# Document excerpt start
# Black blue green algae?



## sketch804 (May 27, 2007)

SO i was wondering if anyone has ever seen BLACK Blue/green Algae??  i found some on my substrate 2x now and i think one reason is because i have a lot of Flourish Black Sand mixed with a little bit of regular sized aquarium rocks and i think it just wasn't turned cleaned with the "wand" thing. but the reason i call it blue green algae is because it grows like it sort of blankets it but it stays low to the substrate. So i was just wondering if anyone has ever seen this??? oh and i have seen some on my Java fern wendlove that's attached to the top of my driftwood near the lights..but i cant find any info on this one. i do have a little bit of regular blue green algae i found in my tank last night but it looks normal green. thanks!


----------



## inkslinger (Jan 1, 2005)

http://www.plantedtank.net/forums/algae/20172-excel-treatment-bba-experiences.html
http://www.gpodio.com/h2o2.asp
http://www.theplantedtank.co.uk/algae.htm
http://aquariumalgae.blogspot.com/


----------



## OTPT (Sep 27, 2010)

Yes, one of them is Phormidium.
http://ecan.govt.nz/news-and-notices/news/pages/phormidium-inspections-220110.aspx


----------



## OTPT (Sep 27, 2010)

Double posts.


----------



## sketch804 (May 27, 2007)

hmm thanks alot! and it sux cause i also have alot of green and brown string algae taking over my tank with the BGA..ugh i think I'm bout to just tear up my entire tank and start over because it has become too much to deal with and i dont know how to get rid of it..even after several massive tank changes it has no affect..oh well thanks for the advice!


----------
# Document excerpt end
Work to do:
**1)** Reproduce the passage of the algae thread between "# Black blue" and "(Jan 1, 2005)", inclusive.
**2)** List every web address that appears in the algae thread.
Answer from the algae thread alone.
# Dataset excerpt start
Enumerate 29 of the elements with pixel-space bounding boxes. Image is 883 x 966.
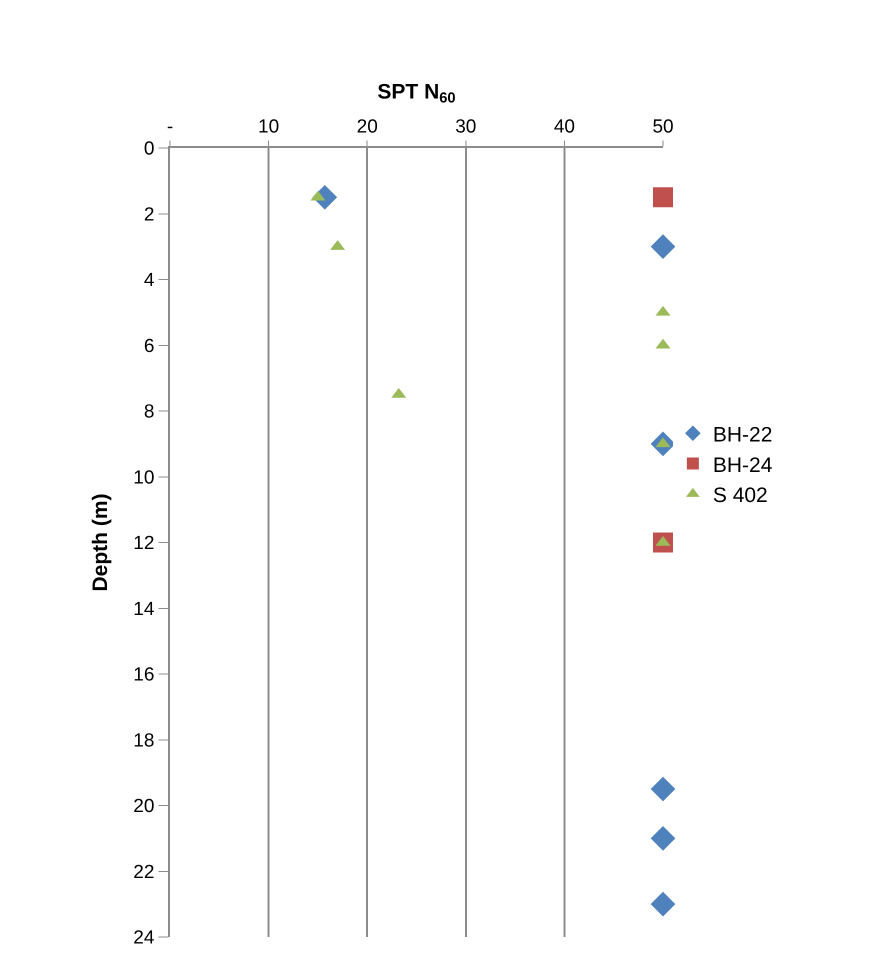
# Dataset excerpt end
Answers:
**1)**
# Black blue green algae?



## sketch804 (May 27, 2007)

SO i was wondering if anyone has ever seen BLACK Blue/green Algae??  i found some on my substrate 2x now and i think one reason is because i have a lot of Flourish Black Sand mixed with a little bit of regular sized aquarium rocks and i think it just wasn't turned cleaned with the "wand" thing. but the reason i call it blue green algae is because it grows like it sort of blankets it but it stays low to the substrate. So i was just wondering if anyone has ever seen this??? oh and i have seen some on my Java fern wendlove that's attached to the top of my driftwood near the lights..but i cant find any info on this one. i do have a little bit of regular blue green algae i found in my tank last night but it looks normal green. thanks!


----------



## inkslinger (Jan 1, 2005)

**2)**
http://www.plantedtank.net/forums/algae/20172-excel-treatment-bba-experiences.html
http://www.gpodio.com/h2o2.asp
http://www.theplantedtank.co.uk/algae.htm
http://aquariumalgae.blogspot.com/
http://ecan.govt.nz/news-and-notices/news/pages/phormidium-inspections-220110.aspx